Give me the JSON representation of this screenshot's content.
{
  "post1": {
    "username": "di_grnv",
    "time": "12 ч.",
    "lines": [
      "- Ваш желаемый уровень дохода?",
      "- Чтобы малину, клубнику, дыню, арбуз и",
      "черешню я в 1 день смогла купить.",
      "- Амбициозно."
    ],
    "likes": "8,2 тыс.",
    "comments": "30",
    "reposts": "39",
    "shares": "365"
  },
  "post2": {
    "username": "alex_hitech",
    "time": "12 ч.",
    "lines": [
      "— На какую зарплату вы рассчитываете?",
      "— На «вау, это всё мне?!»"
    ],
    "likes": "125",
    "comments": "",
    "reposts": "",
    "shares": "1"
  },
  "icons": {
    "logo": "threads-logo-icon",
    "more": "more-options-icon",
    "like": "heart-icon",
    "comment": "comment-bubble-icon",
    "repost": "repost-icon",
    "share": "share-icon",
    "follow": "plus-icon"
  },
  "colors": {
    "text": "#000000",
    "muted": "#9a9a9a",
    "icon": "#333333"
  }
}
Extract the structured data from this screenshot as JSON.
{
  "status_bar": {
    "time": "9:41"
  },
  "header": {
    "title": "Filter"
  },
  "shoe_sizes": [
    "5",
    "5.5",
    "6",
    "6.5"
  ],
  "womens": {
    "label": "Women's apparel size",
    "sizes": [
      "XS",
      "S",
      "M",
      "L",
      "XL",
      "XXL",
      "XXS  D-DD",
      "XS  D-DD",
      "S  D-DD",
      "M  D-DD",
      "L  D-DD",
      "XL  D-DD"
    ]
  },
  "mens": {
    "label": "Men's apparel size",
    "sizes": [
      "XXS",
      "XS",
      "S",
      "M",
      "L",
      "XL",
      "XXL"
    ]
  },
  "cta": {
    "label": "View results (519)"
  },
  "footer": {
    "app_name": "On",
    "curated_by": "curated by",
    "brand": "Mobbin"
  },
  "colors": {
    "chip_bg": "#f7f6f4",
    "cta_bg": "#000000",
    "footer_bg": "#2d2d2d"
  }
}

• • •

TASK BRIEF ▸ Copy each line of the entries that includes the word "label".

EXERCISE ANSWER ▸
    "label": "Women's apparel size",
    "label": "Men's apparel size",
    "label": "View results (519)"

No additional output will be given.